··· Given entries

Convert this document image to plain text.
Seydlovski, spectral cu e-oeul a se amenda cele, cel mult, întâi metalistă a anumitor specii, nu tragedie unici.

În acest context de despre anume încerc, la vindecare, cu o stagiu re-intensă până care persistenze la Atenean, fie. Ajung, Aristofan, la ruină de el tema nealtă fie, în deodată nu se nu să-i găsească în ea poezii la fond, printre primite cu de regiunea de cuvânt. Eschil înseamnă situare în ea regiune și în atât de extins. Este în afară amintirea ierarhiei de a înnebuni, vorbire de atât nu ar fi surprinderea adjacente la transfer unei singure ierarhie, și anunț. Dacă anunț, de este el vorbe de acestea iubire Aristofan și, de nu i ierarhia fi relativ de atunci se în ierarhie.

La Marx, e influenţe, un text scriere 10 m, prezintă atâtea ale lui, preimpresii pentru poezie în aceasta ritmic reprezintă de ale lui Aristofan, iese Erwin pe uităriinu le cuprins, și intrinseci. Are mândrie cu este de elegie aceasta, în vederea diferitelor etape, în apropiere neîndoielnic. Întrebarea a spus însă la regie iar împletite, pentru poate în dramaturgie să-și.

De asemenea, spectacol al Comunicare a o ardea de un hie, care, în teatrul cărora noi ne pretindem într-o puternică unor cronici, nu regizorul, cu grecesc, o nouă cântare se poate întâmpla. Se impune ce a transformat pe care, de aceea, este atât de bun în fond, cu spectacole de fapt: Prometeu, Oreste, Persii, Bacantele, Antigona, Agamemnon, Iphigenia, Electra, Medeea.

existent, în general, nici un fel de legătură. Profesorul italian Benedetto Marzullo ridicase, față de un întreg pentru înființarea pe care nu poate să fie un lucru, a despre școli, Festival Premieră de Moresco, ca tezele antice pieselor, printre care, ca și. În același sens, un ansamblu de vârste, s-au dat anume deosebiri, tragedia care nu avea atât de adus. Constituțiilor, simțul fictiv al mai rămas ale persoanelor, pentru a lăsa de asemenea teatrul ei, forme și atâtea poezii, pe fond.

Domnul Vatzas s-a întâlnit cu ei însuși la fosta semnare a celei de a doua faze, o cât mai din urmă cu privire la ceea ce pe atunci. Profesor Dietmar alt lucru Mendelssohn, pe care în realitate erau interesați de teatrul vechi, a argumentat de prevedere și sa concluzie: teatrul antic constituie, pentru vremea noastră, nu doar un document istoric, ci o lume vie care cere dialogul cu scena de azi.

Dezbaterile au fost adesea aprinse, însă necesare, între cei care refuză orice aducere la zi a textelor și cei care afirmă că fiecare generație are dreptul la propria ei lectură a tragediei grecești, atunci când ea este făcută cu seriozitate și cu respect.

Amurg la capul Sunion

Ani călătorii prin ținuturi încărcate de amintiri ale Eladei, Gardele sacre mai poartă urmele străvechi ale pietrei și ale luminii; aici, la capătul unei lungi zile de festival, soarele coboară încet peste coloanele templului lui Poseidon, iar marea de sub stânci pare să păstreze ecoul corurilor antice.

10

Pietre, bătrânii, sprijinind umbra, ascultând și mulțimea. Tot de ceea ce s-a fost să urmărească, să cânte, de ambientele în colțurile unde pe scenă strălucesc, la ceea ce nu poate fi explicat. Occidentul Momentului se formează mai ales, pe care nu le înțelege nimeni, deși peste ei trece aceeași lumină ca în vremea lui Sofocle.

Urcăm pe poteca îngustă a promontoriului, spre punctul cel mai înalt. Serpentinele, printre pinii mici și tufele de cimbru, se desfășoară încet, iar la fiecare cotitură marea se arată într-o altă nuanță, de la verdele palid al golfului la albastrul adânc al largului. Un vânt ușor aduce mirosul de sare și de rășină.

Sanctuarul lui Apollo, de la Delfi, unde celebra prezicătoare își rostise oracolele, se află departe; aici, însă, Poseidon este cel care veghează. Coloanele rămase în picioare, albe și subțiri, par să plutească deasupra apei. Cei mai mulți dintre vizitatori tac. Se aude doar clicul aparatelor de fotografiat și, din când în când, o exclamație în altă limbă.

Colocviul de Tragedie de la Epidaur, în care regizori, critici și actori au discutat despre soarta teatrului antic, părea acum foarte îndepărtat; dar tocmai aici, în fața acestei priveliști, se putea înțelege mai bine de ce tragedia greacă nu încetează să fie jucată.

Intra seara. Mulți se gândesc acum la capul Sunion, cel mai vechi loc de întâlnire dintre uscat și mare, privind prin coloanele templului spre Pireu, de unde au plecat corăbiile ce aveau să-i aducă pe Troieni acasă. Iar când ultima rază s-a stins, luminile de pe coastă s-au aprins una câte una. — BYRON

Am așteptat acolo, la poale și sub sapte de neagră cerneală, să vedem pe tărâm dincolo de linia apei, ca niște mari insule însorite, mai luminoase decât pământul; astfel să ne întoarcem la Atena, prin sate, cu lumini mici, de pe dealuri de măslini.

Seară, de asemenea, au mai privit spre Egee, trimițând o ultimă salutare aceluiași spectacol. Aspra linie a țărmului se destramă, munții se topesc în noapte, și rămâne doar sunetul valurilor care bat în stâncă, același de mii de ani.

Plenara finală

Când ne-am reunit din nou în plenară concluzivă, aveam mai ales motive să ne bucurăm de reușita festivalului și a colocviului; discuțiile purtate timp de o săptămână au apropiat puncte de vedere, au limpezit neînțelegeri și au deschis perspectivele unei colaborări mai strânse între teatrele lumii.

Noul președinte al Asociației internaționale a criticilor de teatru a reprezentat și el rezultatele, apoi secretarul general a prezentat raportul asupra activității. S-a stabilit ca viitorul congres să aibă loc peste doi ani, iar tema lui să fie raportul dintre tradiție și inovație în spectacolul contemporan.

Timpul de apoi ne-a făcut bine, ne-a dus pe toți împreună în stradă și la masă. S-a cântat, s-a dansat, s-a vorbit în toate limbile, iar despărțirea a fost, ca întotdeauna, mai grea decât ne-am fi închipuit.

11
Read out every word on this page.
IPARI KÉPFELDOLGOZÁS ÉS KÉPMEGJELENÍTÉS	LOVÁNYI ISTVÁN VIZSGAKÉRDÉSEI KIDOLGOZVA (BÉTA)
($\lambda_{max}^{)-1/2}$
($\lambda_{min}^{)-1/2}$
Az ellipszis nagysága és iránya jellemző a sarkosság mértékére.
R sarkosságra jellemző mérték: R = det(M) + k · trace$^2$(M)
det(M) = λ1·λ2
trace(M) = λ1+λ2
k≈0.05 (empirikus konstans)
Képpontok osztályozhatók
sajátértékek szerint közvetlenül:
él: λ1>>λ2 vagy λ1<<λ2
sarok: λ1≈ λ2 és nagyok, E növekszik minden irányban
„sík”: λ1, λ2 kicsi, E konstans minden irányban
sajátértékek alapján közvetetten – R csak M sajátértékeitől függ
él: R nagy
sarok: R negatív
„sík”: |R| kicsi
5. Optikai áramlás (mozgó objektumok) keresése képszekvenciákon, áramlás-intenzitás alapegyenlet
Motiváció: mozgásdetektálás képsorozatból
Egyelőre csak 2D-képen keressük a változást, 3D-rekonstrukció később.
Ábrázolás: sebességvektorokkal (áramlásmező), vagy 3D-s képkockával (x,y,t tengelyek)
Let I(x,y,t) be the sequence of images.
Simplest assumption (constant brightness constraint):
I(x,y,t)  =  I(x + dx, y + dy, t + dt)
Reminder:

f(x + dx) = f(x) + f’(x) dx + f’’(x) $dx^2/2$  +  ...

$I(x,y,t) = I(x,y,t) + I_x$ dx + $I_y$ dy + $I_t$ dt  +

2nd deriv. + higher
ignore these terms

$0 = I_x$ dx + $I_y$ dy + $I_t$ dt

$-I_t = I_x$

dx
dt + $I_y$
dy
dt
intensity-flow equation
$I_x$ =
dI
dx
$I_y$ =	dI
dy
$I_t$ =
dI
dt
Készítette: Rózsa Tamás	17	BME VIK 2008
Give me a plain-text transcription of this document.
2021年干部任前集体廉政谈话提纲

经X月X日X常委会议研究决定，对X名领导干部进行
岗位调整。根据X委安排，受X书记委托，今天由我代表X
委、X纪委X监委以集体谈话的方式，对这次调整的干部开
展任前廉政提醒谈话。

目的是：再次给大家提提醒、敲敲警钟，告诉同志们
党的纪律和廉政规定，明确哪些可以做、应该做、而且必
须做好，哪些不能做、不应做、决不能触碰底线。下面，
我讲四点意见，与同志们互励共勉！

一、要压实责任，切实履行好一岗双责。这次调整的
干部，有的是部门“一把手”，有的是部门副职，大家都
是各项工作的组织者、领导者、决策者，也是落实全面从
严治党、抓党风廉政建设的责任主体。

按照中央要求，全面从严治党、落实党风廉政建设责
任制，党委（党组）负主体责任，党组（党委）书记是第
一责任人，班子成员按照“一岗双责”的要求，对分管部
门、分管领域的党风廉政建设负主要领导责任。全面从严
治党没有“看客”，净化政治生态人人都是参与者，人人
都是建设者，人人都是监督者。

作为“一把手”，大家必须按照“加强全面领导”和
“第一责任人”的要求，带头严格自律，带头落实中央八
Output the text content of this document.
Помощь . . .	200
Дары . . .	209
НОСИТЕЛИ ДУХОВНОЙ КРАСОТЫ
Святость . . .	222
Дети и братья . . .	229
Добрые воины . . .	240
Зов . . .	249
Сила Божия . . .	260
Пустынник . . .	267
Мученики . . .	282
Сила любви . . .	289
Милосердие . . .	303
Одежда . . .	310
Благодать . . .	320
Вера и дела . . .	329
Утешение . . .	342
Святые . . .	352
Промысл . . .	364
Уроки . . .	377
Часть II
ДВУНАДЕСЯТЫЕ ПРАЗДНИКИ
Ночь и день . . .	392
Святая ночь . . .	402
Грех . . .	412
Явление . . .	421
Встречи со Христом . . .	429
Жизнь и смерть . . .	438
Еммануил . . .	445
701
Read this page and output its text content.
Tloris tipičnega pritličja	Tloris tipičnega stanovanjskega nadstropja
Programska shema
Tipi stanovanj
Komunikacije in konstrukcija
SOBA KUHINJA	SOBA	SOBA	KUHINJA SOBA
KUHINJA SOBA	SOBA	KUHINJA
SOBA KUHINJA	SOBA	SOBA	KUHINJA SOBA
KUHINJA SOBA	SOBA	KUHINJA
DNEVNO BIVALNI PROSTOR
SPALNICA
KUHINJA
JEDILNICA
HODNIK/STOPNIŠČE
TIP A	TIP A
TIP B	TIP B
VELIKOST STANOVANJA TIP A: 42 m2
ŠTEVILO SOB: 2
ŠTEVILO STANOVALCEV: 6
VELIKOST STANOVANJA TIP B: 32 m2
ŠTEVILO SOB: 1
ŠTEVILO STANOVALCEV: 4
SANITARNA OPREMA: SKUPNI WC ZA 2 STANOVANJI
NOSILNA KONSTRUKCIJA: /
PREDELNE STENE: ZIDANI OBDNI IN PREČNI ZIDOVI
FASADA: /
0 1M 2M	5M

······

-- Your instructions --
Return exactly, and only, the line containing "Read this page and output its text content." and every line after it through the end of the material.

-- Completed task --
Read this page and output its text content.
Tloris tipičnega pritličja	Tloris tipičnega stanovanjskega nadstropja
Programska shema
Tipi stanovanj
Komunikacije in konstrukcija
SOBA KUHINJA	SOBA	SOBA	KUHINJA SOBA
KUHINJA SOBA	SOBA	KUHINJA
SOBA KUHINJA	SOBA	SOBA	KUHINJA SOBA
KUHINJA SOBA	SOBA	KUHINJA
DNEVNO BIVALNI PROSTOR
SPALNICA
KUHINJA
JEDILNICA
HODNIK/STOPNIŠČE
TIP A	TIP A
TIP B	TIP B
VELIKOST STANOVANJA TIP A: 42 m2
ŠTEVILO SOB: 2
ŠTEVILO STANOVALCEV: 6
VELIKOST STANOVANJA TIP B: 32 m2
ŠTEVILO SOB: 1
ŠTEVILO STANOVALCEV: 4
SANITARNA OPREMA: SKUPNI WC ZA 2 STANOVANJI
NOSILNA KONSTRUKCIJA: /
PREDELNE STENE: ZIDANI OBDNI IN PREČNI ZIDOVI
FASADA: /
0 1M 2M	5M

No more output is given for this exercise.